Stored data

** START **

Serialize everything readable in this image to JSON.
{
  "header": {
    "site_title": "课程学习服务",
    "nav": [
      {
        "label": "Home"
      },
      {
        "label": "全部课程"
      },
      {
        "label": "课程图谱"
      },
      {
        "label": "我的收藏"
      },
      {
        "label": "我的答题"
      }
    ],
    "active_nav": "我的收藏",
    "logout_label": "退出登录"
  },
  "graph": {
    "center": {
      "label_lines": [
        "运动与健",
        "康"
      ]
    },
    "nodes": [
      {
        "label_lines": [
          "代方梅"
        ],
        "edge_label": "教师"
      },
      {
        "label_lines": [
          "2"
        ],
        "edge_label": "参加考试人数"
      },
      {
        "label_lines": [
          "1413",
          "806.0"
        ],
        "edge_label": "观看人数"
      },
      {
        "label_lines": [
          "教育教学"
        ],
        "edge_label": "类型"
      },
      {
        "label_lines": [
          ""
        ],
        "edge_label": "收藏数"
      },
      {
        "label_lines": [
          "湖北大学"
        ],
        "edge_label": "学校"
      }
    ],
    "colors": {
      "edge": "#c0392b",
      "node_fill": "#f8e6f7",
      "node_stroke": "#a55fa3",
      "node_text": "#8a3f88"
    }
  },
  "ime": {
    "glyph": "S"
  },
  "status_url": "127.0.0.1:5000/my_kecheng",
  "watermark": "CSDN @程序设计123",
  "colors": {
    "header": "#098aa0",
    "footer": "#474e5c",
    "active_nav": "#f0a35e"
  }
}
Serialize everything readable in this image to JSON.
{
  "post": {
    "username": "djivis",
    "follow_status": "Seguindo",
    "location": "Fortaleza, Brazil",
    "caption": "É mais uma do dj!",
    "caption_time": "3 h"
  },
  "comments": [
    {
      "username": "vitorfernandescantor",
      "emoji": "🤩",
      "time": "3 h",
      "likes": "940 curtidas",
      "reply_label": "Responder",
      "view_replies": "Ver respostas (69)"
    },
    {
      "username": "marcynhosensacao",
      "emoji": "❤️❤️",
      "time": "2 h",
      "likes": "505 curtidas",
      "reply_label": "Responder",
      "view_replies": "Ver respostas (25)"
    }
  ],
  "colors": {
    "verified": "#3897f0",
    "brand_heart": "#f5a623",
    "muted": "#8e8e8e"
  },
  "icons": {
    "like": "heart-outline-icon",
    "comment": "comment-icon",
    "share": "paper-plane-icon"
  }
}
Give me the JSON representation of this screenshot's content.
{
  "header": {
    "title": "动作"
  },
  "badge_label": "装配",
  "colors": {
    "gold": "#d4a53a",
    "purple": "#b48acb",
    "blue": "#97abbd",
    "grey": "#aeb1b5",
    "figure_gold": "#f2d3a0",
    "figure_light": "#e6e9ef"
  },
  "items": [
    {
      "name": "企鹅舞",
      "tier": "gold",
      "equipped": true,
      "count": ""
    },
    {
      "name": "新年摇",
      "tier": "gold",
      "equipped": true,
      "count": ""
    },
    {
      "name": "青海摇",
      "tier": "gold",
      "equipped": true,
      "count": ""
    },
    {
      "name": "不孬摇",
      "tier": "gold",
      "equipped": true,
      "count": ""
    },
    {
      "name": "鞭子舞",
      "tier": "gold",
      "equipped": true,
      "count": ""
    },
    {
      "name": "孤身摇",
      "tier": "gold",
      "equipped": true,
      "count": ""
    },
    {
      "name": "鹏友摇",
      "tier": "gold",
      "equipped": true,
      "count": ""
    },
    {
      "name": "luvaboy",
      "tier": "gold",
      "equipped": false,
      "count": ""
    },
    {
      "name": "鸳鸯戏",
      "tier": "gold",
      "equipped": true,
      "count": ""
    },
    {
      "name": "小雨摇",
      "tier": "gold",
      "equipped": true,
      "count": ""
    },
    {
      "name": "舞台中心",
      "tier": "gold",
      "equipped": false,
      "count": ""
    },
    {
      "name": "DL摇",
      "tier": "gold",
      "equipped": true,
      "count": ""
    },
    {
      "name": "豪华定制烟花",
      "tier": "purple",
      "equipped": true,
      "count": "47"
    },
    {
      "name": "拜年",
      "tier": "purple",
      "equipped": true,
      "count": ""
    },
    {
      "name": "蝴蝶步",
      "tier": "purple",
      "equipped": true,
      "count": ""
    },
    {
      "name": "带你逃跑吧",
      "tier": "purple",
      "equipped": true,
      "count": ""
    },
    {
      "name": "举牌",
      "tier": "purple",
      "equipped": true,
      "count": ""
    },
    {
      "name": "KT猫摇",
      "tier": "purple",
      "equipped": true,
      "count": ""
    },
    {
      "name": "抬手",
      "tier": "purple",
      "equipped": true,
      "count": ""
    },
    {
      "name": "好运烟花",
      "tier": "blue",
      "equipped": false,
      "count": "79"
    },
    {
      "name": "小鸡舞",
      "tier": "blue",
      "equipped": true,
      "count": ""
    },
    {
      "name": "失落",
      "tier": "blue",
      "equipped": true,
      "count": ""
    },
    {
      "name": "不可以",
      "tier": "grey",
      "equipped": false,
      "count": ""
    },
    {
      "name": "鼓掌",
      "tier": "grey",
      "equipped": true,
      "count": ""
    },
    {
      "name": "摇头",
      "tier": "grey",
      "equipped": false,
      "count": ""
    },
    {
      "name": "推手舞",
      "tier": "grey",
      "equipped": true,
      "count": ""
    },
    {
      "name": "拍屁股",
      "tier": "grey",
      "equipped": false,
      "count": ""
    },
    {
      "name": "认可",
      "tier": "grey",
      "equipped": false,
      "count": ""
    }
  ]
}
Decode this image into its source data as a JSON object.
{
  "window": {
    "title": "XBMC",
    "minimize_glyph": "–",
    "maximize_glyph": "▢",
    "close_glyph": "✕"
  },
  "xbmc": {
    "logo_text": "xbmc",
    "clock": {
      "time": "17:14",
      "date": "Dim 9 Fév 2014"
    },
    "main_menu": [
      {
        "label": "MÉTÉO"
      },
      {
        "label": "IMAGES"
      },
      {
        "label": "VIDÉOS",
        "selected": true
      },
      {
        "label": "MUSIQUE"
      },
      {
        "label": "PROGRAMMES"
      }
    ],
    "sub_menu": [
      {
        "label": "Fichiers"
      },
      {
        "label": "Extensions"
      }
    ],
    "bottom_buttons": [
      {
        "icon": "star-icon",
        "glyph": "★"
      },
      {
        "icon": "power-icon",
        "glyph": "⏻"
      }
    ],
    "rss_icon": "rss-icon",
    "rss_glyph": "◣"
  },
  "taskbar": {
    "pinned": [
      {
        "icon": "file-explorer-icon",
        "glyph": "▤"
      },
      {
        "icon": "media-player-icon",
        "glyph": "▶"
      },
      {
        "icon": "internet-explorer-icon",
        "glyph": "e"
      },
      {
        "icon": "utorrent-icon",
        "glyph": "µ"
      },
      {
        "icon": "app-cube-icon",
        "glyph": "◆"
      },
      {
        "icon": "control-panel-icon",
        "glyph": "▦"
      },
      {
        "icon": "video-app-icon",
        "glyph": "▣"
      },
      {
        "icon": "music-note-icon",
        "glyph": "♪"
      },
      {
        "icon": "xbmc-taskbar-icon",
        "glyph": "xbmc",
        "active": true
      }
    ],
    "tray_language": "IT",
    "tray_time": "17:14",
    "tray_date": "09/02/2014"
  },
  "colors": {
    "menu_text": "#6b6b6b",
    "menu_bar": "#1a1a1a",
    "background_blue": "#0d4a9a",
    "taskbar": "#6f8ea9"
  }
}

** END **

YOUR OBJECTIVE
Search the entries for the string "JSON" and collect each line that has it.

EXPECTED ANSWER
Serialize everything readable in this image to JSON.
Serialize everything readable in this image to JSON.
Give me the JSON representation of this screenshot's content.
Decode this image into its source data as a JSON object.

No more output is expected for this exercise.